[Data extracted from a collection]
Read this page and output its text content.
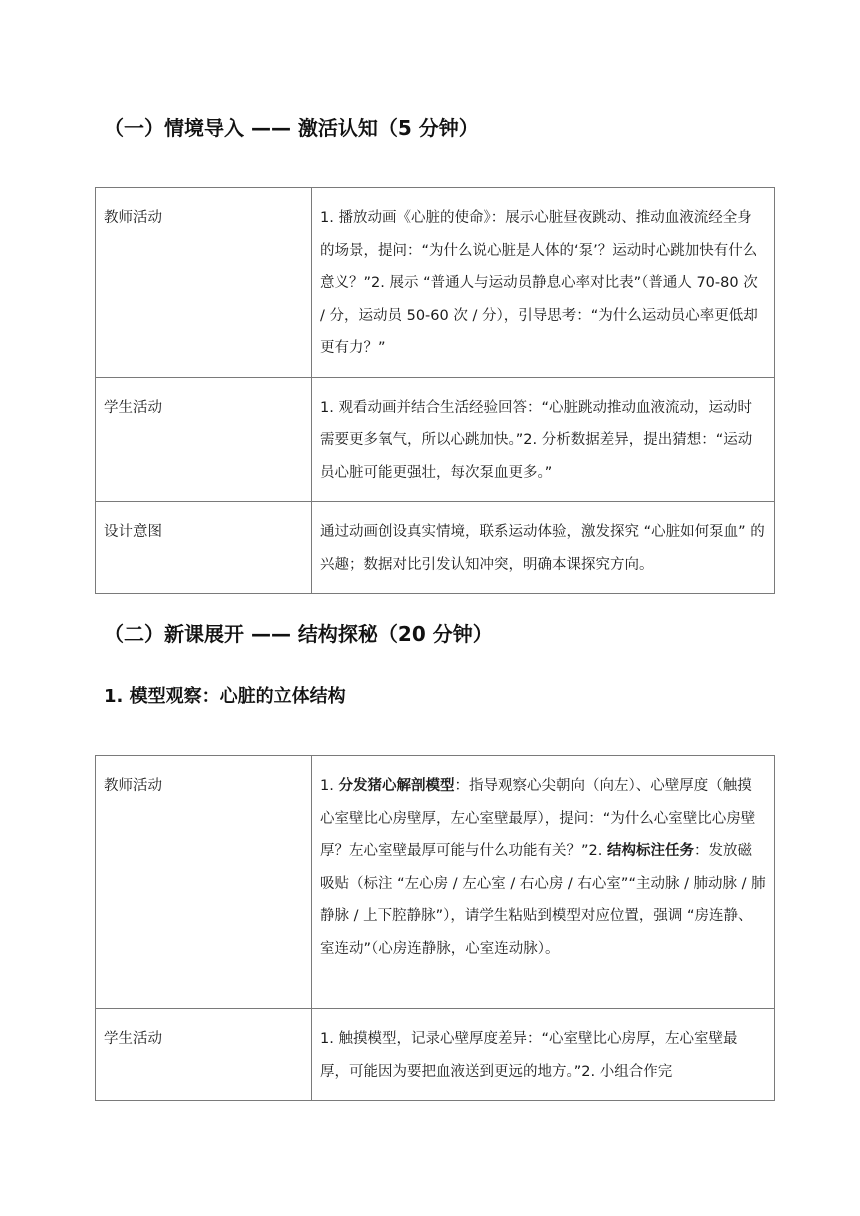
（一）情境导入 —— 激活认知（5 分钟）
教师活动	1. 播放动画《心脏的使命》：展示心脏昼夜跳动、推动血液流经全身的场景，提问：“为什么说心脏是人体的‘泵’？运动时心跳加快有什么意义？”2. 展示 “普通人与运动员静息心率对比表”（普通人 70-80 次 / 分，运动员 50-60 次 / 分），引导思考：“为什么运动员心率更低却更有力？”
学生活动	1. 观看动画并结合生活经验回答：“心脏跳动推动血液流动，运动时需要更多氧气，所以心跳加快。”2. 分析数据差异，提出猜想：“运动员心脏可能更强壮，每次泵血更多。”
设计意图	通过动画创设真实情境，联系运动体验，激发探究 “心脏如何泵血” 的兴趣；数据对比引发认知冲突，明确本课探究方向。
（二）新课展开 —— 结构探秘（20 分钟）
1. 模型观察：心脏的立体结构
教师活动	1. 分发猪心解剖模型：指导观察心尖朝向（向左）、心壁厚度（触摸心室壁比心房壁厚，左心室壁最厚），提问：“为什么心室壁比心房壁厚？左心室壁最厚可能与什么功能有关？”2. 结构标注任务：发放磁吸贴（标注 “左心房 / 左心室 / 右心房 / 右心室”“主动脉 / 肺动脉 / 肺静脉 / 上下腔静脉”），请学生粘贴到模型对应位置，强调 “房连静、室连动”（心房连静脉，心室连动脉）。
学生活动	1. 触摸模型，记录心壁厚度差异：“心室壁比心房厚，左心室壁最厚，可能因为要把血液送到更远的地方。”2. 小组合作完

- Aim: Select from the material above each line in which the string "学生活动" appears, and list those lines.

- Full solution:
学生活动	1. 观看动画并结合生活经验回答：“心脏跳动推动血液流动，运动时需要更多氧气，所以心跳加快。”2. 分析数据差异，提出猜想：“运动员心脏可能更强壮，每次泵血更多。”
学生活动	1. 触摸模型，记录心壁厚度差异：“心室壁比心房厚，左心室壁最厚，可能因为要把血液送到更远的地方。”2. 小组合作完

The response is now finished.